======== RECORD SET
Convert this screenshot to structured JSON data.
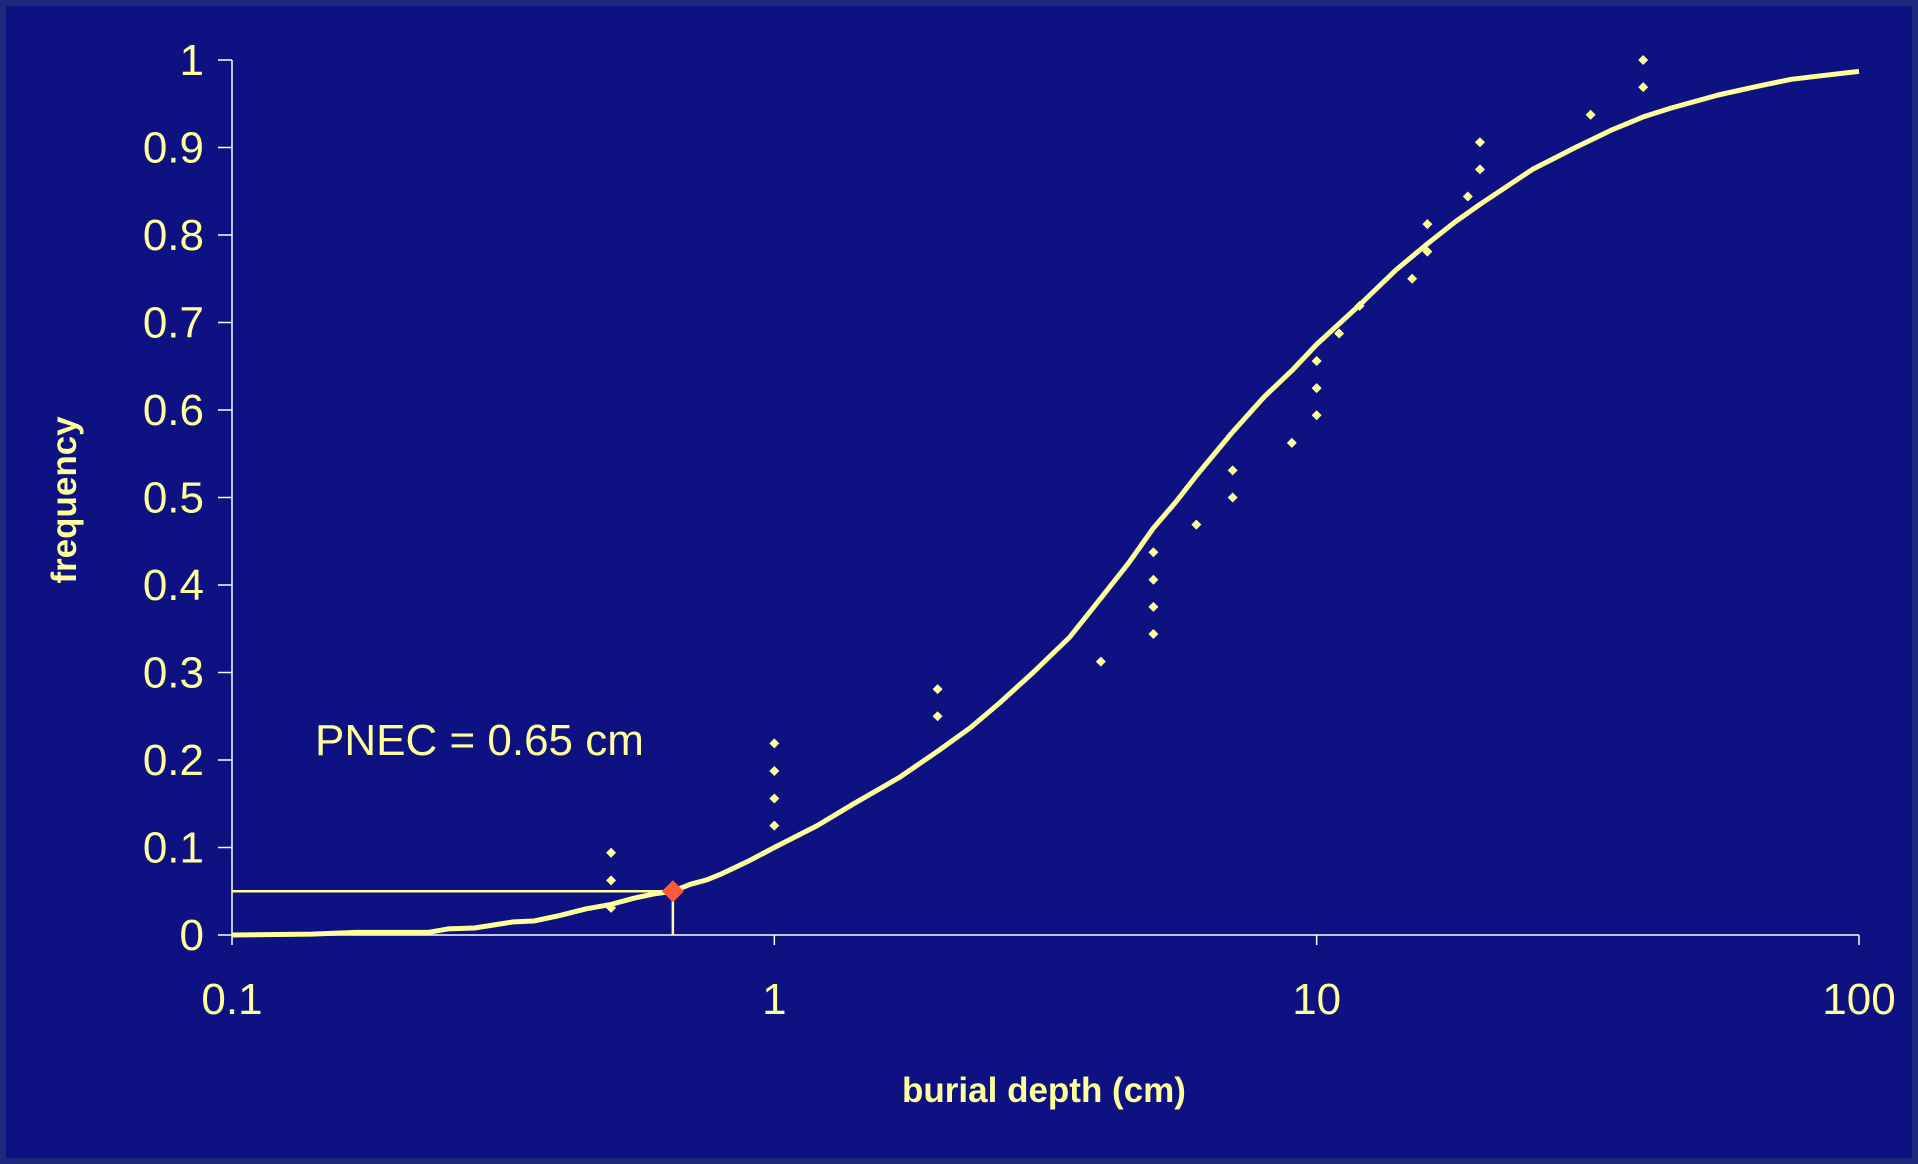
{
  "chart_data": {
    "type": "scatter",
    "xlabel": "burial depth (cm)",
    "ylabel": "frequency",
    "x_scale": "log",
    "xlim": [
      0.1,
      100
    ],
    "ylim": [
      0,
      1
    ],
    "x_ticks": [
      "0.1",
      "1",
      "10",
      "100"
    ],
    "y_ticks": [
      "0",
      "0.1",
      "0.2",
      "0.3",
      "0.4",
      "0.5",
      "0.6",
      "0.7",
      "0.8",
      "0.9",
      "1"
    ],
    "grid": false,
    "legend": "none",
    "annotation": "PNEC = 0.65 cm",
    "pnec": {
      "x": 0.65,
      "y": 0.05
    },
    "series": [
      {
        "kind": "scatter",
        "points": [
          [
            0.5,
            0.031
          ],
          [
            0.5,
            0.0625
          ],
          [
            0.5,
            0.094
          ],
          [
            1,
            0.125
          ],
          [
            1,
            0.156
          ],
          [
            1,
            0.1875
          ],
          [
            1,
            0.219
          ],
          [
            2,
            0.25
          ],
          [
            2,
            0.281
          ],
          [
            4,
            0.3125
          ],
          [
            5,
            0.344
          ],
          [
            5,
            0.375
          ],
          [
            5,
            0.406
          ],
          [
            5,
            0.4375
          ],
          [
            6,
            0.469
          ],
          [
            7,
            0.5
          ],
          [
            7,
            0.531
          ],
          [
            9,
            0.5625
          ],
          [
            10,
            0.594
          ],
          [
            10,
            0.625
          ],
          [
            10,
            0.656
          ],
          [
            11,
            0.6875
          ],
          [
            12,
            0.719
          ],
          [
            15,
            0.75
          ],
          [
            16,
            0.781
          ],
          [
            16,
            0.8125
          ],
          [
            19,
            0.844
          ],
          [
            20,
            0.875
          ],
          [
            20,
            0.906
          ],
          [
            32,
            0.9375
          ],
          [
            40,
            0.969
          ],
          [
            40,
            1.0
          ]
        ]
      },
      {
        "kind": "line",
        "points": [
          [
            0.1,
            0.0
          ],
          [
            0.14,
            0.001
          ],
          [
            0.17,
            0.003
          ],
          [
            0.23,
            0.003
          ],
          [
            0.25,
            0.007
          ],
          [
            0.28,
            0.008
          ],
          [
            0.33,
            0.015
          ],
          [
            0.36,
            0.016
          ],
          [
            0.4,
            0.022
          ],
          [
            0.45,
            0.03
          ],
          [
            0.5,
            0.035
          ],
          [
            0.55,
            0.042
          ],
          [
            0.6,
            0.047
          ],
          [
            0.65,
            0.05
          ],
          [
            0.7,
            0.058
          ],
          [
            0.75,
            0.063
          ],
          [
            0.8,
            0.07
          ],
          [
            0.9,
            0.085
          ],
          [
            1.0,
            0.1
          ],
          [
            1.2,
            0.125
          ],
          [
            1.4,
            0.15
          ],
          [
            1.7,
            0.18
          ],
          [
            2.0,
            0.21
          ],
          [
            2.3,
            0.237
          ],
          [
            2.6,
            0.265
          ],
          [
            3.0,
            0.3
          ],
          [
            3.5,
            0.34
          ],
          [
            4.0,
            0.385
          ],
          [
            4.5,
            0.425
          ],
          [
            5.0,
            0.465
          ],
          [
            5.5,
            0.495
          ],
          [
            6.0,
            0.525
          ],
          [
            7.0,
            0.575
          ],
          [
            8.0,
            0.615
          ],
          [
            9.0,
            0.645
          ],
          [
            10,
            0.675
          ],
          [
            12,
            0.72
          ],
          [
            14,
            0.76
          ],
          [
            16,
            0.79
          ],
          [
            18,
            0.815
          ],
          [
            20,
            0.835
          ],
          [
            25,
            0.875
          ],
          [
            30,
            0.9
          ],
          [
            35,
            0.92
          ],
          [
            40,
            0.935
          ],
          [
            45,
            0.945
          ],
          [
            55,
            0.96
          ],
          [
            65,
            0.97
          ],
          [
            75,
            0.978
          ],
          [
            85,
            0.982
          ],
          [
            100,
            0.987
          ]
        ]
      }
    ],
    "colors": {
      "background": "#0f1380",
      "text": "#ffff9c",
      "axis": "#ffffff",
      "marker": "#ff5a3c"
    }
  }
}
================
Retype everything in the material word for word, minus pictures.

Convert this screenshot to structured JSON data.
{
  "chart_data": {
    "type": "scatter",
    "xlabel": "burial depth (cm)",
    "ylabel": "frequency",
    "x_scale": "log",
    "xlim": [
      0.1,
      100
    ],
    "ylim": [
      0,
      1
    ],
    "x_ticks": [
      "0.1",
      "1",
      "10",
      "100"
    ],
    "y_ticks": [
      "0",
      "0.1",
      "0.2",
      "0.3",
      "0.4",
      "0.5",
      "0.6",
      "0.7",
      "0.8",
      "0.9",
      "1"
    ],
    "grid": false,
    "legend": "none",
    "annotation": "PNEC = 0.65 cm",
    "pnec": {
      "x": 0.65,
      "y": 0.05
    },
    "series": [
      {
        "kind": "scatter",
        "points": [
          [
            0.5,
            0.031
          ],
          [
            0.5,
            0.0625
          ],
          [
            0.5,
            0.094
          ],
          [
            1,
            0.125
          ],
          [
            1,
            0.156
          ],
          [
            1,
            0.1875
          ],
          [
            1,
            0.219
          ],
          [
            2,
            0.25
          ],
          [
            2,
            0.281
          ],
          [
            4,
            0.3125
          ],
          [
            5,
            0.344
          ],
          [
            5,
            0.375
          ],
          [
            5,
            0.406
          ],
          [
            5,
            0.4375
          ],
          [
            6,
            0.469
          ],
          [
            7,
            0.5
          ],
          [
            7,
            0.531
          ],
          [
            9,
            0.5625
          ],
          [
            10,
            0.594
          ],
          [
            10,
            0.625
          ],
          [
            10,
            0.656
          ],
          [
            11,
            0.6875
          ],
          [
            12,
            0.719
          ],
          [
            15,
            0.75
          ],
          [
            16,
            0.781
          ],
          [
            16,
            0.8125
          ],
          [
            19,
            0.844
          ],
          [
            20,
            0.875
          ],
          [
            20,
            0.906
          ],
          [
            32,
            0.9375
          ],
          [
            40,
            0.969
          ],
          [
            40,
            1.0
          ]
        ]
      },
      {
        "kind": "line",
        "points": [
          [
            0.1,
            0.0
          ],
          [
            0.14,
            0.001
          ],
          [
            0.17,
            0.003
          ],
          [
            0.23,
            0.003
          ],
          [
            0.25,
            0.007
          ],
          [
            0.28,
            0.008
          ],
          [
            0.33,
            0.015
          ],
          [
            0.36,
            0.016
          ],
          [
            0.4,
            0.022
          ],
          [
            0.45,
            0.03
          ],
          [
            0.5,
            0.035
          ],
          [
            0.55,
            0.042
          ],
          [
            0.6,
            0.047
          ],
          [
            0.65,
            0.05
          ],
          [
            0.7,
            0.058
          ],
          [
            0.75,
            0.063
          ],
          [
            0.8,
            0.07
          ],
          [
            0.9,
            0.085
          ],
          [
            1.0,
            0.1
          ],
          [
            1.2,
            0.125
          ],
          [
            1.4,
            0.15
          ],
          [
            1.7,
            0.18
          ],
          [
            2.0,
            0.21
          ],
          [
            2.3,
            0.237
          ],
          [
            2.6,
            0.265
          ],
          [
            3.0,
            0.3
          ],
          [
            3.5,
            0.34
          ],
          [
            4.0,
            0.385
          ],
          [
            4.5,
            0.425
          ],
          [
            5.0,
            0.465
          ],
          [
            5.5,
            0.495
          ],
          [
            6.0,
            0.525
          ],
          [
            7.0,
            0.575
          ],
          [
            8.0,
            0.615
          ],
          [
            9.0,
            0.645
          ],
          [
            10,
            0.675
          ],
          [
            12,
            0.72
          ],
          [
            14,
            0.76
          ],
          [
            16,
            0.79
          ],
          [
            18,
            0.815
          ],
          [
            20,
            0.835
          ],
          [
            25,
            0.875
          ],
          [
            30,
            0.9
          ],
          [
            35,
            0.92
          ],
          [
            40,
            0.935
          ],
          [
            45,
            0.945
          ],
          [
            55,
            0.96
          ],
          [
            65,
            0.97
          ],
          [
            75,
            0.978
          ],
          [
            85,
            0.982
          ],
          [
            100,
            0.987
          ]
        ]
      }
    ],
    "colors": {
      "background": "#0f1380",
      "text": "#ffff9c",
      "axis": "#ffffff",
      "marker": "#ff5a3c"
    }
  }
}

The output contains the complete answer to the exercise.